Collected data entries
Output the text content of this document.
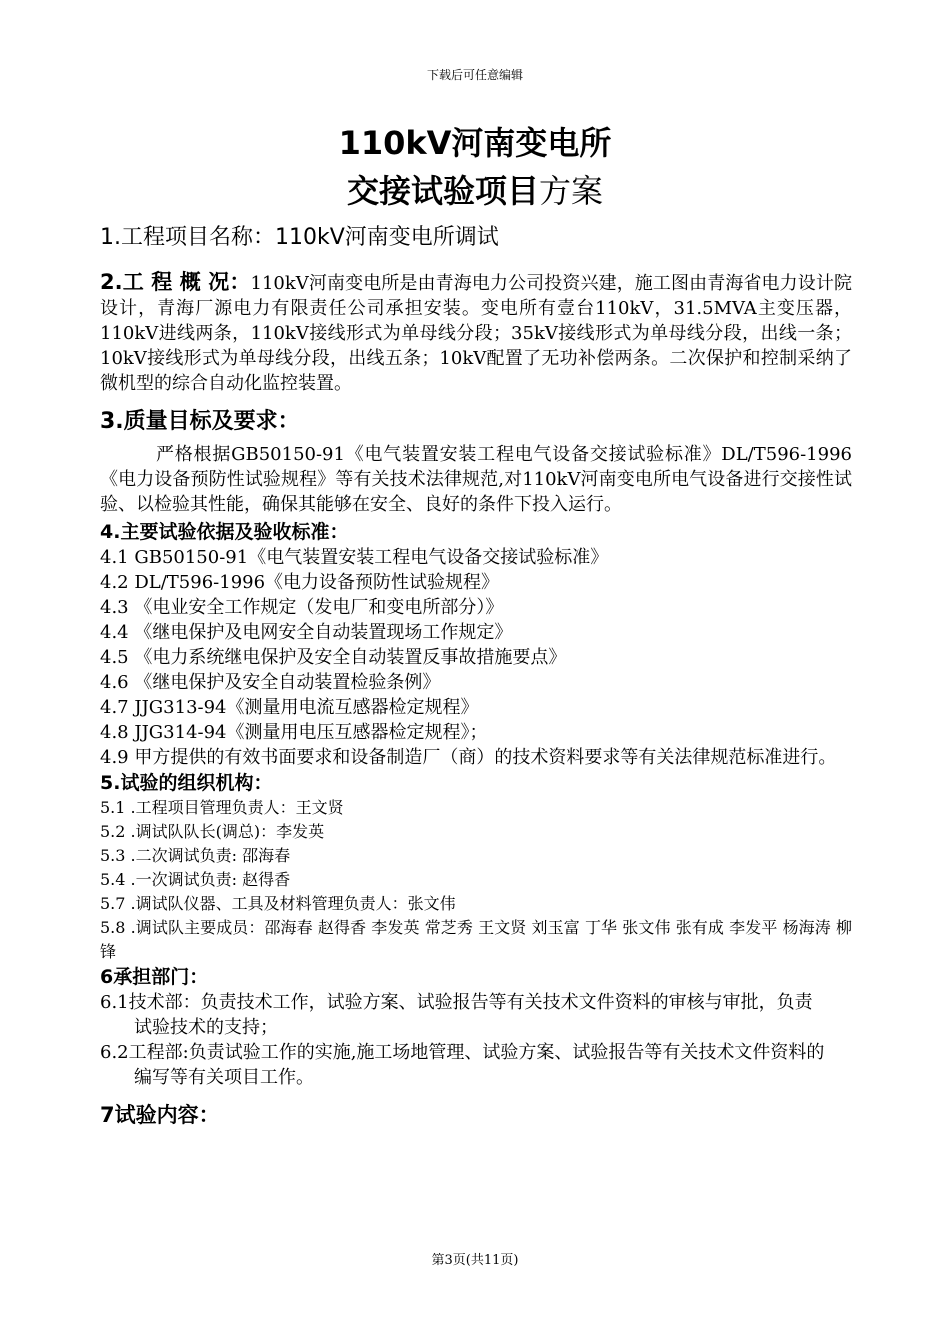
下载后可任意编辑
110kV河南变电所
交接试验项目方案
1.工程项目名称：110kV河南变电所调试
2.工 程 概 况：110kV河南变电所是由青海电力公司投资兴建，施工图由青海省电力设计院设计，青海厂源电力有限责任公司承担安装。变电所有壹台110kV，31.5MVA主变压器，110kV进线两条，110kV接线形式为单母线分段；35kV接线形式为单母线分段，出线一条；10kV接线形式为单母线分段，出线五条；10kV配置了无功补偿两条。二次保护和控制采纳了微机型的综合自动化监控装置。
3.质量目标及要求：
严格根据GB50150-91《电气装置安装工程电气设备交接试验标准》DL/T596-1996《电力设备预防性试验规程》等有关技术法律规范,对110kV河南变电所电气设备进行交接性试验、以检验其性能，确保其能够在安全、良好的条件下投入运行。
4.主要试验依据及验收标准：
4.1 GB50150-91《电气装置安装工程电气设备交接试验标准》
4.2 DL/T596-1996《电力设备预防性试验规程》
4.3 《电业安全工作规定（发电厂和变电所部分）》
4.4 《继电保护及电网安全自动装置现场工作规定》
4.5 《电力系统继电保护及安全自动装置反事故措施要点》
4.6 《继电保护及安全自动装置检验条例》
4.7 JJG313-94《测量用电流互感器检定规程》
4.8 JJG314-94《测量用电压互感器检定规程》；
4.9 甲方提供的有效书面要求和设备制造厂（商）的技术资料要求等有关法律规范标准进行。
5.试验的组织机构：
5.1 .工程项目管理负责人：王文贤
5.2 .调试队队长(调总)：李发英
5.3 .二次调试负责: 邵海春
5.4 .一次调试负责: 赵得香
5.7 .调试队仪器、工具及材料管理负责人：张文伟
5.8 .调试队主要成员：邵海春 赵得香 李发英 常芝秀 王文贤 刘玉富 丁华 张文伟 张有成 李发平 杨海涛 柳 锋
6承担部门：
6.1技术部：负责技术工作，试验方案、试验报告等有关技术文件资料的审核与审批，负责试验技术的支持；
6.2工程部:负责试验工作的实施,施工场地管理、试验方案、试验报告等有关技术文件资料的编写等有关项目工作。
7试验内容：
第3页(共11页)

- SET EXERCISE
Make an exact copy of every record, pictures excluded.

- WRITTEN REPLY
Output the text content of this document.
下载后可任意编辑
110kV河南变电所
交接试验项目方案
1.工程项目名称：110kV河南变电所调试
2.工 程 概 况：110kV河南变电所是由青海电力公司投资兴建，施工图由青海省电力设计院设计，青海厂源电力有限责任公司承担安装。变电所有壹台110kV，31.5MVA主变压器，110kV进线两条，110kV接线形式为单母线分段；35kV接线形式为单母线分段，出线一条；10kV接线形式为单母线分段，出线五条；10kV配置了无功补偿两条。二次保护和控制采纳了微机型的综合自动化监控装置。
3.质量目标及要求：
严格根据GB50150-91《电气装置安装工程电气设备交接试验标准》DL/T596-1996《电力设备预防性试验规程》等有关技术法律规范,对110kV河南变电所电气设备进行交接性试验、以检验其性能，确保其能够在安全、良好的条件下投入运行。
4.主要试验依据及验收标准：
4.1 GB50150-91《电气装置安装工程电气设备交接试验标准》
4.2 DL/T596-1996《电力设备预防性试验规程》
4.3 《电业安全工作规定（发电厂和变电所部分）》
4.4 《继电保护及电网安全自动装置现场工作规定》
4.5 《电力系统继电保护及安全自动装置反事故措施要点》
4.6 《继电保护及安全自动装置检验条例》
4.7 JJG313-94《测量用电流互感器检定规程》
4.8 JJG314-94《测量用电压互感器检定规程》；
4.9 甲方提供的有效书面要求和设备制造厂（商）的技术资料要求等有关法律规范标准进行。
5.试验的组织机构：
5.1 .工程项目管理负责人：王文贤
5.2 .调试队队长(调总)：李发英
5.3 .二次调试负责: 邵海春
5.4 .一次调试负责: 赵得香
5.7 .调试队仪器、工具及材料管理负责人：张文伟
5.8 .调试队主要成员：邵海春 赵得香 李发英 常芝秀 王文贤 刘玉富 丁华 张文伟 张有成 李发平 杨海涛 柳 锋
6承担部门：
6.1技术部：负责技术工作，试验方案、试验报告等有关技术文件资料的审核与审批，负责试验技术的支持；
6.2工程部:负责试验工作的实施,施工场地管理、试验方案、试验报告等有关技术文件资料的编写等有关项目工作。
7试验内容：
第3页(共11页)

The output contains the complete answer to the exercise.